>> BEGIN DATA SUPPLIED

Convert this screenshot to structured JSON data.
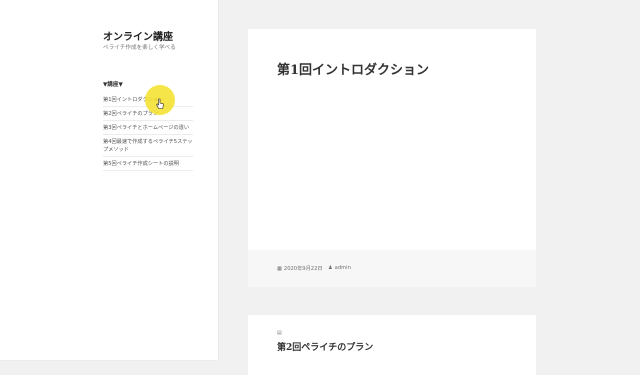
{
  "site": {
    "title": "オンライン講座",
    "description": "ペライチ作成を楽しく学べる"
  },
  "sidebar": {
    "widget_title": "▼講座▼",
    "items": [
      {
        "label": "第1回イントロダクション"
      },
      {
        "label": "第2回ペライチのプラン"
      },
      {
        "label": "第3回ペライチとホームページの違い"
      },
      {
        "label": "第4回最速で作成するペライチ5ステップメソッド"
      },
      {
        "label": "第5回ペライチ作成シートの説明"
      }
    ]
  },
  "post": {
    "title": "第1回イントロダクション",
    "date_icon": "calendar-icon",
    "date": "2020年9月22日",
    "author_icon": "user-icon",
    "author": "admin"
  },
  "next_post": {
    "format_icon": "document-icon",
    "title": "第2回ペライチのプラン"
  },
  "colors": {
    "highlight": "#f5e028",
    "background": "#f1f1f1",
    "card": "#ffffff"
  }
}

>> END DATA SUPPLIED
>> BEGIN DATA SUPPLIED

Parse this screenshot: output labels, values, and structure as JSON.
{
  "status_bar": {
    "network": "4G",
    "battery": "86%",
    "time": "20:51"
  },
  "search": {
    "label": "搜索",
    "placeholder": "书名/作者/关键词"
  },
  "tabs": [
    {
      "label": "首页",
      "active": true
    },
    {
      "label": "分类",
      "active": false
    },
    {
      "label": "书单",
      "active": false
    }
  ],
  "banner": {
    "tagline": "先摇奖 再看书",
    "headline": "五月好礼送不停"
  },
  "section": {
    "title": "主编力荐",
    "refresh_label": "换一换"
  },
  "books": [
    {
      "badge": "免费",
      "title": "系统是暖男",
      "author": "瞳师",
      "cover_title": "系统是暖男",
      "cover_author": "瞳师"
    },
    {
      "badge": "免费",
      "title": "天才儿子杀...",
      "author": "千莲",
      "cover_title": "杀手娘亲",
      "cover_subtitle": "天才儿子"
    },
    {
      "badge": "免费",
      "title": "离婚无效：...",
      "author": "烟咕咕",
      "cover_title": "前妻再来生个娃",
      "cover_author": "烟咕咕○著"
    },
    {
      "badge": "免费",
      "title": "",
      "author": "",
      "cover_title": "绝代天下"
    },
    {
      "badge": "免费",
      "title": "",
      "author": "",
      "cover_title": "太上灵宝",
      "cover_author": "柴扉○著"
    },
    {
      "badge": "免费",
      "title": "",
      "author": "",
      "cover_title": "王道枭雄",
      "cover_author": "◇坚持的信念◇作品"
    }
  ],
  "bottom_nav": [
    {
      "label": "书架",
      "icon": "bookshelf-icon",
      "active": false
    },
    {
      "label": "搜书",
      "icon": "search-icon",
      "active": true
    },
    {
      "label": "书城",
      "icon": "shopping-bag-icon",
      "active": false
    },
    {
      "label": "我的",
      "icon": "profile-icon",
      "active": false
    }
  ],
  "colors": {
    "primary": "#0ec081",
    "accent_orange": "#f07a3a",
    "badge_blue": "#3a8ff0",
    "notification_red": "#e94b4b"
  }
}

>> END DATA SUPPLIED

OBJECTIVE:
Find "screenshot". Copy every line it occurs in.

EXERCISE SOLUTION:
Convert this screenshot to structured JSON data.
Parse this screenshot: output labels, values, and structure as JSON.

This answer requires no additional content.